TASK — Reproduce every entry exactly, without alteration.
>> begin GIVEN RECORDS
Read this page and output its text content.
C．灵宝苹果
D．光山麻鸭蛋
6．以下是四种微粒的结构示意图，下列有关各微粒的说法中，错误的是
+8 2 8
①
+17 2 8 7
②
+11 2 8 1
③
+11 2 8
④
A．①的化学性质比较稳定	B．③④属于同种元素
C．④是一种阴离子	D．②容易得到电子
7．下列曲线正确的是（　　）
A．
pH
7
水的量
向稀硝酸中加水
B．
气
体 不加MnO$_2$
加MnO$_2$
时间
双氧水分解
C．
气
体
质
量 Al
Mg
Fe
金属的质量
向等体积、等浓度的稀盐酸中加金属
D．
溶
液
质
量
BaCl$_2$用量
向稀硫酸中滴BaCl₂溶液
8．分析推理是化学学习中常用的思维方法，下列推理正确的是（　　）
>> end GIVEN RECORDS
SOLUTION FOR THIS PROBLEM —
Read this page and output its text content.
C．灵宝苹果
D．光山麻鸭蛋
6．以下是四种微粒的结构示意图，下列有关各微粒的说法中，错误的是
+8 2 8
①
+17 2 8 7
②
+11 2 8 1
③
+11 2 8
④
A．①的化学性质比较稳定	B．③④属于同种元素
C．④是一种阴离子	D．②容易得到电子
7．下列曲线正确的是（　　）
A．
pH
7
水的量
向稀硝酸中加水
B．
气
体 不加MnO$_2$
加MnO$_2$
时间
双氧水分解
C．
气
体
质
量 Al
Mg
Fe
金属的质量
向等体积、等浓度的稀盐酸中加金属
D．
溶
液
质
量
BaCl$_2$用量
向稀硫酸中滴BaCl₂溶液
8．分析推理是化学学习中常用的思维方法，下列推理正确的是（　　）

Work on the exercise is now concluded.